#### [Task directions]
For each line below that includes the word "template", make a copy.

#### [Input for this task]
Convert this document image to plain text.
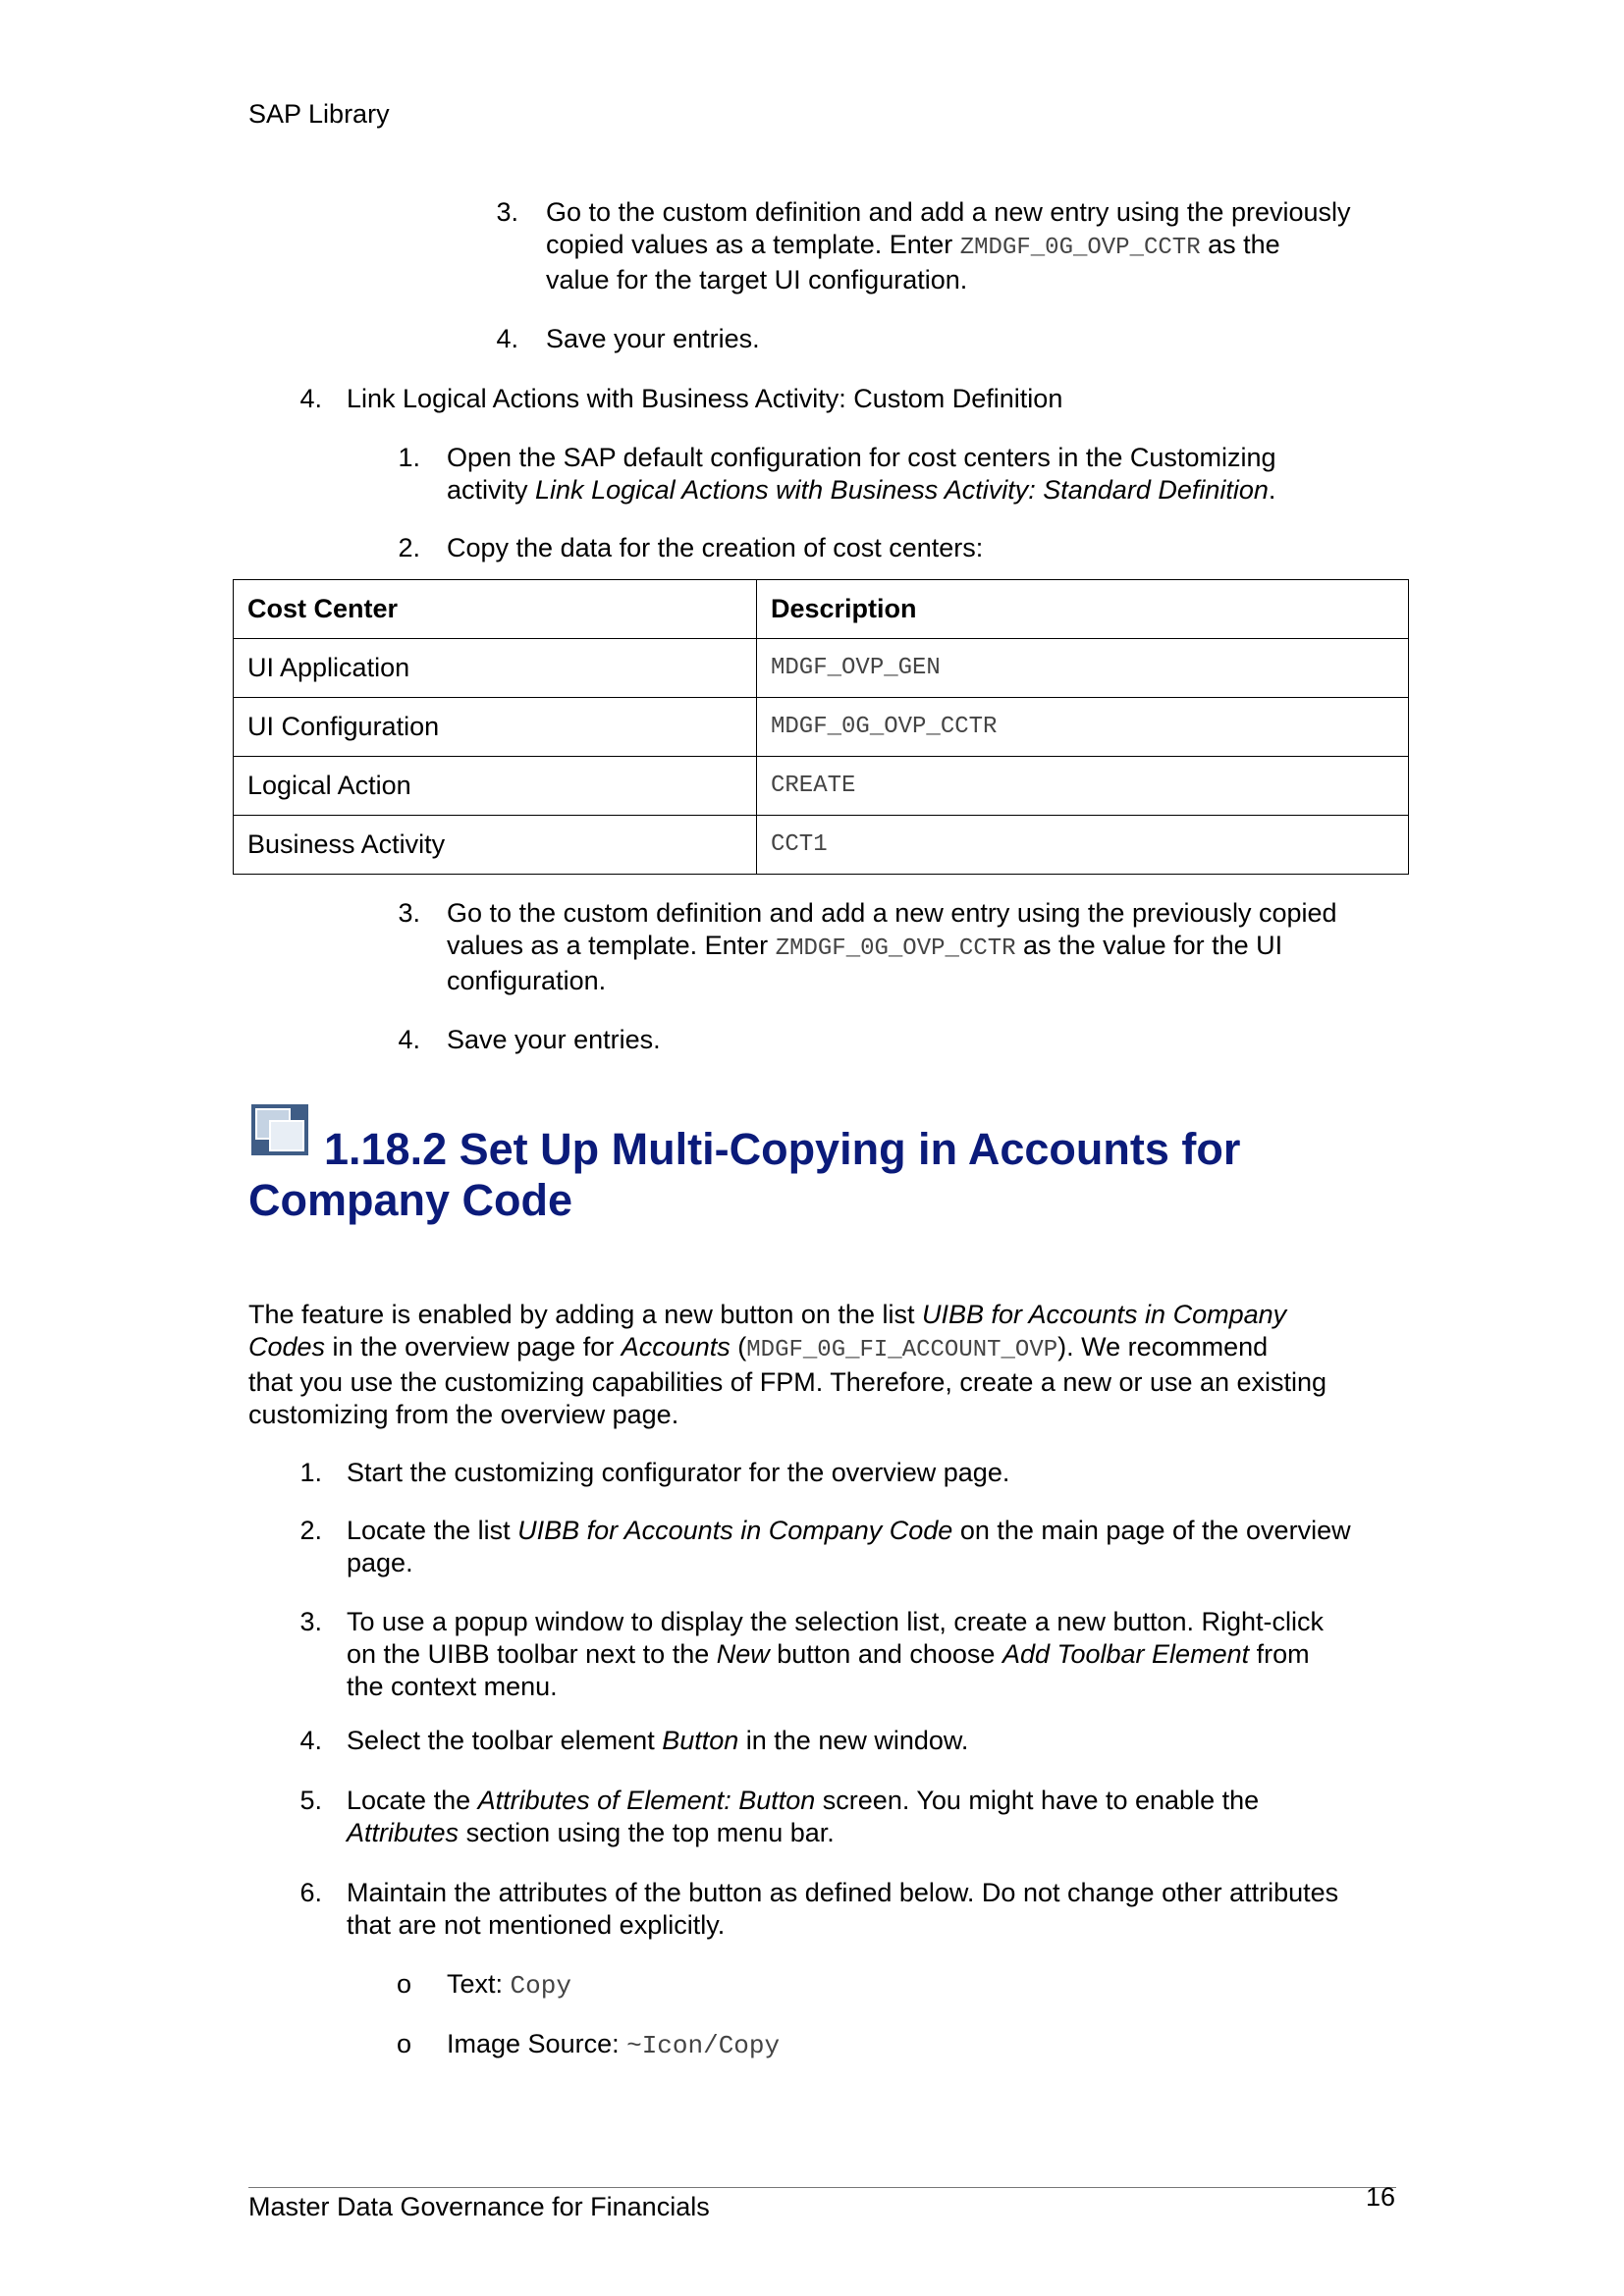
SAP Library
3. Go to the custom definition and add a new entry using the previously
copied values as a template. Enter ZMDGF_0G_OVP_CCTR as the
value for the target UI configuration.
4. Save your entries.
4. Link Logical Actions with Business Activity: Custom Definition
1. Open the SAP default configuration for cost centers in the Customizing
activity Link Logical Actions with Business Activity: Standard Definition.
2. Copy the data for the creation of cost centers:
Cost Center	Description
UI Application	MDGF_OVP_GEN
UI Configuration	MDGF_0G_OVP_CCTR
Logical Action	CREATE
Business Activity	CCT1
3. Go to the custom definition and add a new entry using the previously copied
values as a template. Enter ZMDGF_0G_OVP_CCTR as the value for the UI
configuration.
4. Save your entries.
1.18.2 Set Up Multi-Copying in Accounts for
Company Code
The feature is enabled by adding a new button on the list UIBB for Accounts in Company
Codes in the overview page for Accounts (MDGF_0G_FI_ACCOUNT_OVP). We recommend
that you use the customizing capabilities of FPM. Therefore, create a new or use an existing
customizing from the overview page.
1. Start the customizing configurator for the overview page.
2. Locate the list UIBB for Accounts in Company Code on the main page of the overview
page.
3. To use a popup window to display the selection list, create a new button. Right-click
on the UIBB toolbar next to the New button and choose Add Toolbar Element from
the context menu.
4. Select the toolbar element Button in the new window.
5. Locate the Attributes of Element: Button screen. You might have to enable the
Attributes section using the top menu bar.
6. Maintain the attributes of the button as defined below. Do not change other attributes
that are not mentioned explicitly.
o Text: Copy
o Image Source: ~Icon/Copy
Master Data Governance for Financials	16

---

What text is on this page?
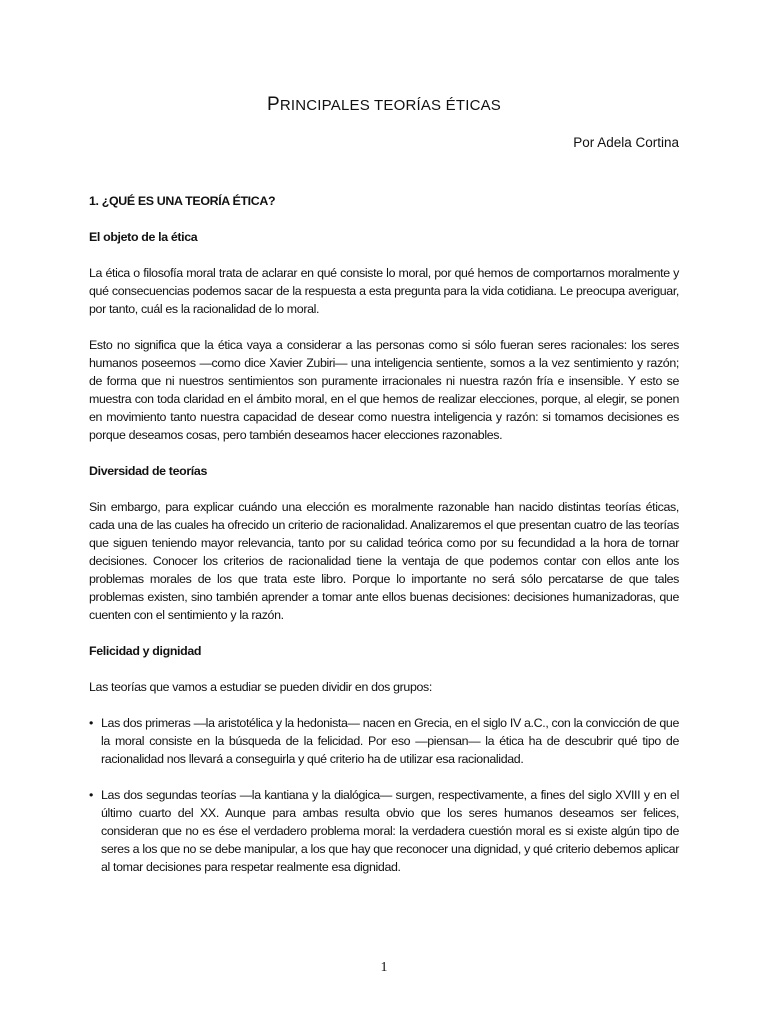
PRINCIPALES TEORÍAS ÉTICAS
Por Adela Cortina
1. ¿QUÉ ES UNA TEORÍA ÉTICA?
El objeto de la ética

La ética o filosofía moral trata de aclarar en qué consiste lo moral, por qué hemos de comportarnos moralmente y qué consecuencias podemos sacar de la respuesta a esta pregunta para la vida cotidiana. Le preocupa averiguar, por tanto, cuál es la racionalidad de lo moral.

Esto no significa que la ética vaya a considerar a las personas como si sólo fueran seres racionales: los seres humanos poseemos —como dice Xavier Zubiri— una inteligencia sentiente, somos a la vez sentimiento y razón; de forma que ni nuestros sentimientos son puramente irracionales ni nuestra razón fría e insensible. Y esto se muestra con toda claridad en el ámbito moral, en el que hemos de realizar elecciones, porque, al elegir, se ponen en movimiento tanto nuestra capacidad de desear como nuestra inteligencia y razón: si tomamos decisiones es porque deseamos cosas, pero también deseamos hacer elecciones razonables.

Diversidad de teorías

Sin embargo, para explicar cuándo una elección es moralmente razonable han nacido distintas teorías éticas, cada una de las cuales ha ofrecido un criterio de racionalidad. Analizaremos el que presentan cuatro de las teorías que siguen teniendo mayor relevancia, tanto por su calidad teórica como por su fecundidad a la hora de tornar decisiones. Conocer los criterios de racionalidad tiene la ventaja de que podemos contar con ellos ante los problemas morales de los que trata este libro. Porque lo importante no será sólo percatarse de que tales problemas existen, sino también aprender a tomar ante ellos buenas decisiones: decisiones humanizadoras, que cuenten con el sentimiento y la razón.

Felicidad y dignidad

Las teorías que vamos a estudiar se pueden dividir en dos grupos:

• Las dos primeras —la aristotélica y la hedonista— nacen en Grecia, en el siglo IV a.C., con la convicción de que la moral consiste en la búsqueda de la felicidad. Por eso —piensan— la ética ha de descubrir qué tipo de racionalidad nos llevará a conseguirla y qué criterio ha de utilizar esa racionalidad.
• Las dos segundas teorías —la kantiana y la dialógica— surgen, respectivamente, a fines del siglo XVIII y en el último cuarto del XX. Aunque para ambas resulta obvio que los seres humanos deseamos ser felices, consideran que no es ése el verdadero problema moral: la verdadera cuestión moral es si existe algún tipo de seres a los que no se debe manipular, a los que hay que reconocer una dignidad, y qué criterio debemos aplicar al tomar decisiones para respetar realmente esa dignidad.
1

--

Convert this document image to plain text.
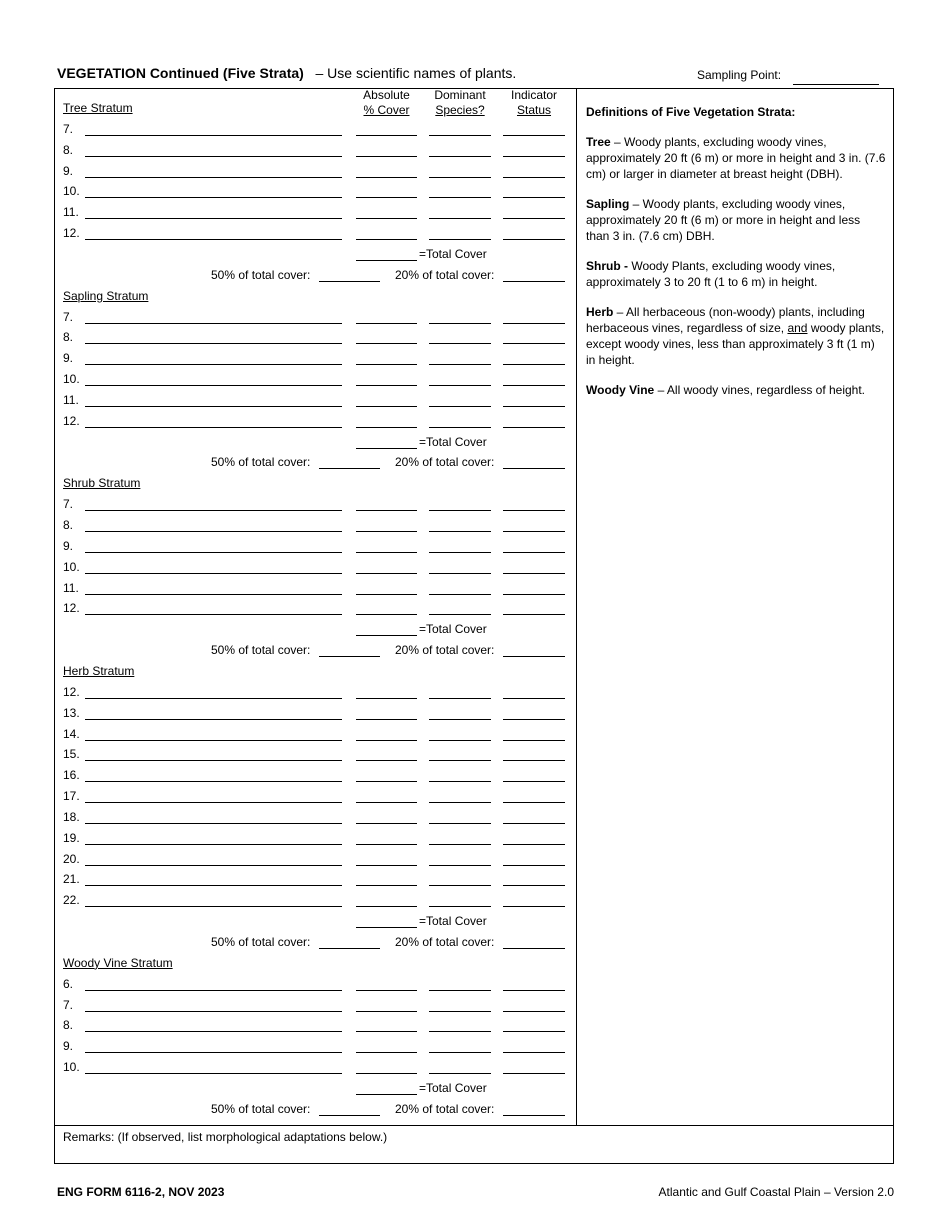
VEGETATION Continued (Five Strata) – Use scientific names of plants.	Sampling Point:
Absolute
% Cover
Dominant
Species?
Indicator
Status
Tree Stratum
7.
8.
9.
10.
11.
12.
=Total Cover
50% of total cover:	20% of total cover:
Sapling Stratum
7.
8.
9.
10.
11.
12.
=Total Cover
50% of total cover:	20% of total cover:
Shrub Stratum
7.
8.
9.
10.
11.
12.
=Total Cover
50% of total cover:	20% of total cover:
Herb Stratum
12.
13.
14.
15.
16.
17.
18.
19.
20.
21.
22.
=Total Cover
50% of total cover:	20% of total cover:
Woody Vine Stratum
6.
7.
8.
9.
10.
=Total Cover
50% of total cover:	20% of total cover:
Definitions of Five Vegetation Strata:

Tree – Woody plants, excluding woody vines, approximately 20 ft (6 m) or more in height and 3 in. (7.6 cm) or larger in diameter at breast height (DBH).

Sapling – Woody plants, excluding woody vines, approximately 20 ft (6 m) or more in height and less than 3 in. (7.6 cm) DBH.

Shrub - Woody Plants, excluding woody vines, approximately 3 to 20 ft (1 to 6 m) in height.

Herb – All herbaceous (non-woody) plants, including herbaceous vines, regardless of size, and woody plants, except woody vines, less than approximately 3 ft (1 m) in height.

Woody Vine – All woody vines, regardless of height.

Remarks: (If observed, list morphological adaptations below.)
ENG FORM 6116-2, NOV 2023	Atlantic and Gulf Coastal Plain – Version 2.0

#### [Solution for this task]
copied values as a template. Enter ZMDGF_0G_OVP_CCTR as the
values as a template. Enter ZMDGF_0G_OVP_CCTR as the value for the UI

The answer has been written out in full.